### Exercise brief
Extract each line of the data below exactly as written.

======== Records for the exercise

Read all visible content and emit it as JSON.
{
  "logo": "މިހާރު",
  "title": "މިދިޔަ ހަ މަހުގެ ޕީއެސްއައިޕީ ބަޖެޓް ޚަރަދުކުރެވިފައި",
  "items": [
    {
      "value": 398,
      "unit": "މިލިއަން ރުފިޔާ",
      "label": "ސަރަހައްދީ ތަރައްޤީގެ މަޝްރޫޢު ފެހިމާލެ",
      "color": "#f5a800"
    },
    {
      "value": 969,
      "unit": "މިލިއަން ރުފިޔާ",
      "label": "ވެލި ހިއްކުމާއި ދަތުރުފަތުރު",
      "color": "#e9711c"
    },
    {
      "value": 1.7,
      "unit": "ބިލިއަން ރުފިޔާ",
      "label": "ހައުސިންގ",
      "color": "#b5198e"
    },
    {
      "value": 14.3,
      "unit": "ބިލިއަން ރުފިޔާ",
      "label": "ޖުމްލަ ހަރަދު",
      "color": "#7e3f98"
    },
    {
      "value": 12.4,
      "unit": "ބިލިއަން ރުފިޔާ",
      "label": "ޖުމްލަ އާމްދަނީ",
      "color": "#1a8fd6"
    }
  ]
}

================

### Task output
Read all visible content and emit it as JSON.
{
  "logo": "މިހާރު",
  "title": "މިދިޔަ ހަ މަހުގެ ޕީއެސްއައިޕީ ބަޖެޓް ޚަރަދުކުރެވިފައި",
  "items": [
    {
      "value": 398,
      "unit": "މިލިއަން ރުފިޔާ",
      "label": "ސަރަހައްދީ ތަރައްޤީގެ މަޝްރޫޢު ފެހިމާލެ",
      "color": "#f5a800"
    },
    {
      "value": 969,
      "unit": "މިލިއަން ރުފިޔާ",
      "label": "ވެލި ހިއްކުމާއި ދަތުރުފަތުރު",
      "color": "#e9711c"
    },
    {
      "value": 1.7,
      "unit": "ބިލިއަން ރުފިޔާ",
      "label": "ހައުސިންގ",
      "color": "#b5198e"
    },
    {
      "value": 14.3,
      "unit": "ބިލިއަން ރުފިޔާ",
      "label": "ޖުމްލަ ހަރަދު",
      "color": "#7e3f98"
    },
    {
      "value": 12.4,
      "unit": "ބިލިއަން ރުފިޔާ",
      "label": "ޖުމްލަ އާމްދަނީ",
      "color": "#1a8fd6"
    }
  ]
}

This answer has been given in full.